> **Task to complete**: Return the records that follow, matching each one exactly.

> **Records to process**:
§ §

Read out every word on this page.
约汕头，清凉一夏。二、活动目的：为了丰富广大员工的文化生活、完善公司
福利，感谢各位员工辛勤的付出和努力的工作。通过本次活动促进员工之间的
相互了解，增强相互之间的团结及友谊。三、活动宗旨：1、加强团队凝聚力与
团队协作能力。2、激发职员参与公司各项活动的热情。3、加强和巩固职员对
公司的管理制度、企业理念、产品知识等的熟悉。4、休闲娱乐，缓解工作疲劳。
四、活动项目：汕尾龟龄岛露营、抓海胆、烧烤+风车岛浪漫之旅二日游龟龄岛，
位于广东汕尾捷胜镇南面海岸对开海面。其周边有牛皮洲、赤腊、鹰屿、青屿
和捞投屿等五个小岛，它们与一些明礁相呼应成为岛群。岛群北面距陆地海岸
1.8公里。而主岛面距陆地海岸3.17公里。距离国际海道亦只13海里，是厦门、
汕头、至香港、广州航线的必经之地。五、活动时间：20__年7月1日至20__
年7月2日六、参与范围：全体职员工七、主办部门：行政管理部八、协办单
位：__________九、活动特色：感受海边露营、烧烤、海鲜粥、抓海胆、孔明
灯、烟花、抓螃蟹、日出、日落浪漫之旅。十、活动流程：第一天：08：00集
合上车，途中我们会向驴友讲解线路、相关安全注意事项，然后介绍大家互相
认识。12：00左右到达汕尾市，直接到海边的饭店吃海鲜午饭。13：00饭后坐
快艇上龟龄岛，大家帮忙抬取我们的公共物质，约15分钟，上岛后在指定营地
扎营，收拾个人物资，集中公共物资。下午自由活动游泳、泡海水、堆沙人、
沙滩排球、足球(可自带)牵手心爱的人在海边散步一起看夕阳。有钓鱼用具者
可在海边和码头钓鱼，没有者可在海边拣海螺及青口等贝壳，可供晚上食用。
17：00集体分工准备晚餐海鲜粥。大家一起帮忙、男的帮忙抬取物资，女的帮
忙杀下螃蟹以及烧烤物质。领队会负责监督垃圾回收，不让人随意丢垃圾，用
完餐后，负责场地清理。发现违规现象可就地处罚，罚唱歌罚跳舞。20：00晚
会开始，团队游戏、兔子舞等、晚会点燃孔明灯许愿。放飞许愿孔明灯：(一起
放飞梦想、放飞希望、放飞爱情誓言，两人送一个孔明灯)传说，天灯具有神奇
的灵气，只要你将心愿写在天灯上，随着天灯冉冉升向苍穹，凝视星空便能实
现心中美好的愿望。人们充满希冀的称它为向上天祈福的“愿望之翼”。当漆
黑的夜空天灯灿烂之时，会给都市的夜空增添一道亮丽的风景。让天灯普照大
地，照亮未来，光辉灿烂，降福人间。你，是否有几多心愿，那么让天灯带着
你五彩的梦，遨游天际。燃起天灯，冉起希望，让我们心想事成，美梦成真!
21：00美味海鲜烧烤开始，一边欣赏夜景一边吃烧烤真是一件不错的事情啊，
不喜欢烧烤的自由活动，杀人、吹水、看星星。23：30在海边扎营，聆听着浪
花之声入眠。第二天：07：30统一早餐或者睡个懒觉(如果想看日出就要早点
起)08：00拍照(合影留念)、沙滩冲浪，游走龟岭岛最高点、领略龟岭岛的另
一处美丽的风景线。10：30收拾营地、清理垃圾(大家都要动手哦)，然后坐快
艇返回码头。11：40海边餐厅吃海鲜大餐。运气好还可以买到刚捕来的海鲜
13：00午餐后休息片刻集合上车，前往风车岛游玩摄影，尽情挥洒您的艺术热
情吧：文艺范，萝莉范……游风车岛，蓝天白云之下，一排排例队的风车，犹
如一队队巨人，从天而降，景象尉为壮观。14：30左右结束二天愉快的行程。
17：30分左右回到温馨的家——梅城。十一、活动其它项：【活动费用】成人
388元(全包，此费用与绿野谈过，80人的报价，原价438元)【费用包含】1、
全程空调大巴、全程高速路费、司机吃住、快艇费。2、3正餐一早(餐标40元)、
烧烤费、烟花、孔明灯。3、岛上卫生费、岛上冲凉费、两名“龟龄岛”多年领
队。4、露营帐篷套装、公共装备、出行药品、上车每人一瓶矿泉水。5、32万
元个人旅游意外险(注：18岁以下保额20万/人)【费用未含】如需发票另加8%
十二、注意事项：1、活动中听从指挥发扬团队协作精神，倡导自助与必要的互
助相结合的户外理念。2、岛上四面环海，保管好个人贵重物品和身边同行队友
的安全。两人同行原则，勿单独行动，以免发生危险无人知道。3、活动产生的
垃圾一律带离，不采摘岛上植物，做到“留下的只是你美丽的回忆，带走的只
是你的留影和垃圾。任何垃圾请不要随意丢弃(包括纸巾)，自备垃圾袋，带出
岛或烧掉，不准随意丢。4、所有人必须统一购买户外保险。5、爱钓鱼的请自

§ §

> **Answer for the task**:
Read out every word on this page.
约汕头，清凉一夏。二、活动目的：为了丰富广大员工的文化生活、完善公司
福利，感谢各位员工辛勤的付出和努力的工作。通过本次活动促进员工之间的
相互了解，增强相互之间的团结及友谊。三、活动宗旨：1、加强团队凝聚力与
团队协作能力。2、激发职员参与公司各项活动的热情。3、加强和巩固职员对
公司的管理制度、企业理念、产品知识等的熟悉。4、休闲娱乐，缓解工作疲劳。
四、活动项目：汕尾龟龄岛露营、抓海胆、烧烤+风车岛浪漫之旅二日游龟龄岛，
位于广东汕尾捷胜镇南面海岸对开海面。其周边有牛皮洲、赤腊、鹰屿、青屿
和捞投屿等五个小岛，它们与一些明礁相呼应成为岛群。岛群北面距陆地海岸
1.8公里。而主岛面距陆地海岸3.17公里。距离国际海道亦只13海里，是厦门、
汕头、至香港、广州航线的必经之地。五、活动时间：20__年7月1日至20__
年7月2日六、参与范围：全体职员工七、主办部门：行政管理部八、协办单
位：__________九、活动特色：感受海边露营、烧烤、海鲜粥、抓海胆、孔明
灯、烟花、抓螃蟹、日出、日落浪漫之旅。十、活动流程：第一天：08：00集
合上车，途中我们会向驴友讲解线路、相关安全注意事项，然后介绍大家互相
认识。12：00左右到达汕尾市，直接到海边的饭店吃海鲜午饭。13：00饭后坐
快艇上龟龄岛，大家帮忙抬取我们的公共物质，约15分钟，上岛后在指定营地
扎营，收拾个人物资，集中公共物资。下午自由活动游泳、泡海水、堆沙人、
沙滩排球、足球(可自带)牵手心爱的人在海边散步一起看夕阳。有钓鱼用具者
可在海边和码头钓鱼，没有者可在海边拣海螺及青口等贝壳，可供晚上食用。
17：00集体分工准备晚餐海鲜粥。大家一起帮忙、男的帮忙抬取物资，女的帮
忙杀下螃蟹以及烧烤物质。领队会负责监督垃圾回收，不让人随意丢垃圾，用
完餐后，负责场地清理。发现违规现象可就地处罚，罚唱歌罚跳舞。20：00晚
会开始，团队游戏、兔子舞等、晚会点燃孔明灯许愿。放飞许愿孔明灯：(一起
放飞梦想、放飞希望、放飞爱情誓言，两人送一个孔明灯)传说，天灯具有神奇
的灵气，只要你将心愿写在天灯上，随着天灯冉冉升向苍穹，凝视星空便能实
现心中美好的愿望。人们充满希冀的称它为向上天祈福的“愿望之翼”。当漆
黑的夜空天灯灿烂之时，会给都市的夜空增添一道亮丽的风景。让天灯普照大
地，照亮未来，光辉灿烂，降福人间。你，是否有几多心愿，那么让天灯带着
你五彩的梦，遨游天际。燃起天灯，冉起希望，让我们心想事成，美梦成真!
21：00美味海鲜烧烤开始，一边欣赏夜景一边吃烧烤真是一件不错的事情啊，
不喜欢烧烤的自由活动，杀人、吹水、看星星。23：30在海边扎营，聆听着浪
花之声入眠。第二天：07：30统一早餐或者睡个懒觉(如果想看日出就要早点
起)08：00拍照(合影留念)、沙滩冲浪，游走龟岭岛最高点、领略龟岭岛的另
一处美丽的风景线。10：30收拾营地、清理垃圾(大家都要动手哦)，然后坐快
艇返回码头。11：40海边餐厅吃海鲜大餐。运气好还可以买到刚捕来的海鲜
13：00午餐后休息片刻集合上车，前往风车岛游玩摄影，尽情挥洒您的艺术热
情吧：文艺范，萝莉范……游风车岛，蓝天白云之下，一排排例队的风车，犹
如一队队巨人，从天而降，景象尉为壮观。14：30左右结束二天愉快的行程。
17：30分左右回到温馨的家——梅城。十一、活动其它项：【活动费用】成人
388元(全包，此费用与绿野谈过，80人的报价，原价438元)【费用包含】1、
全程空调大巴、全程高速路费、司机吃住、快艇费。2、3正餐一早(餐标40元)、
烧烤费、烟花、孔明灯。3、岛上卫生费、岛上冲凉费、两名“龟龄岛”多年领
队。4、露营帐篷套装、公共装备、出行药品、上车每人一瓶矿泉水。5、32万
元个人旅游意外险(注：18岁以下保额20万/人)【费用未含】如需发票另加8%
十二、注意事项：1、活动中听从指挥发扬团队协作精神，倡导自助与必要的互
助相结合的户外理念。2、岛上四面环海，保管好个人贵重物品和身边同行队友
的安全。两人同行原则，勿单独行动，以免发生危险无人知道。3、活动产生的
垃圾一律带离，不采摘岛上植物，做到“留下的只是你美丽的回忆，带走的只
是你的留影和垃圾。任何垃圾请不要随意丢弃(包括纸巾)，自备垃圾袋，带出
岛或烧掉，不准随意丢。4、所有人必须统一购买户外保险。5、爱钓鱼的请自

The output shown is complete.